Data items
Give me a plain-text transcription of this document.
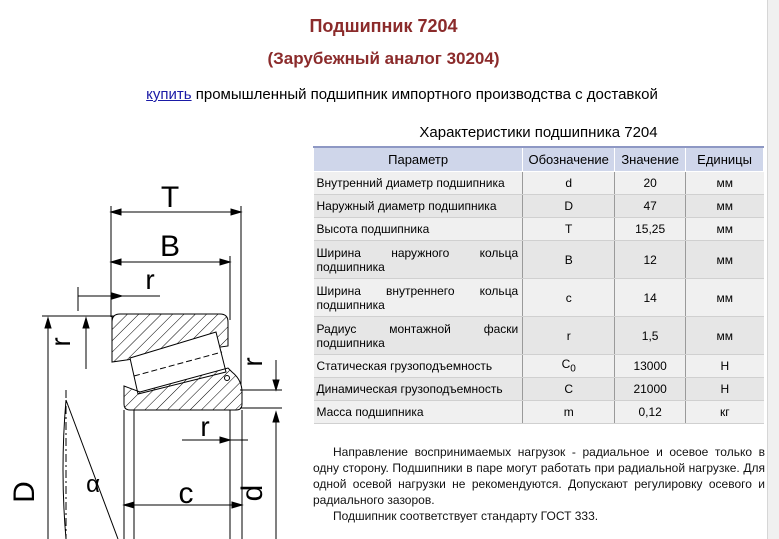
Подшипник 7204
(Зарубежный аналог 30204)
купить промышленный подшипник импортного производства с доставкой
T
B
r
r
r
r
D α	c d
Характеристики подшипника 7204
Параметр	Обозначение	Значение	Единицы
Внутренний диаметр подшипника	d	20	мм
Наружный диаметр подшипника	D	47	мм
Высота подшипника	T	15,25	мм
Ширина наружного кольца подшипника	B	12	мм
Ширина внутреннего кольца подшипника	c	14	мм
Радиус монтажной фаски подшипника	r	1,5	мм
Статическая грузоподъемность	$C_0$	13000	Н
Динамическая грузоподъемность	C	21000	Н
Масса подшипника	m	0,12	кг

Направление воспринимаемых нагрузок - радиальное и осевое только в одну сторону. Подшипники в паре могут работать при радиальной нагрузке. Для одной осевой нагрузки не рекомендуются. Допускают регулировку осевого и радиального зазоров.

Подшипник соответствует стандарту ГОСТ 333.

— Exercise instructions —
Repeat the material exactly as it reads, without any of its pictures.

— Written solution —
Give me a plain-text transcription of this document.
Подшипник 7204
(Зарубежный аналог 30204)
купить промышленный подшипник импортного производства с доставкой
T
B
r
r
r
r
D α	c d
Характеристики подшипника 7204
Параметр	Обозначение	Значение	Единицы
Внутренний диаметр подшипника	d	20	мм
Наружный диаметр подшипника	D	47	мм
Высота подшипника	T	15,25	мм
Ширина наружного кольца подшипника	B	12	мм
Ширина внутреннего кольца подшипника	c	14	мм
Радиус монтажной фаски подшипника	r	1,5	мм
Статическая грузоподъемность	$C_0$	13000	Н
Динамическая грузоподъемность	C	21000	Н
Масса подшипника	m	0,12	кг

Направление воспринимаемых нагрузок - радиальное и осевое только в одну сторону. Подшипники в паре могут работать при радиальной нагрузке. Для одной осевой нагрузки не рекомендуются. Допускают регулировку осевого и радиального зазоров.

Подшипник соответствует стандарту ГОСТ 333.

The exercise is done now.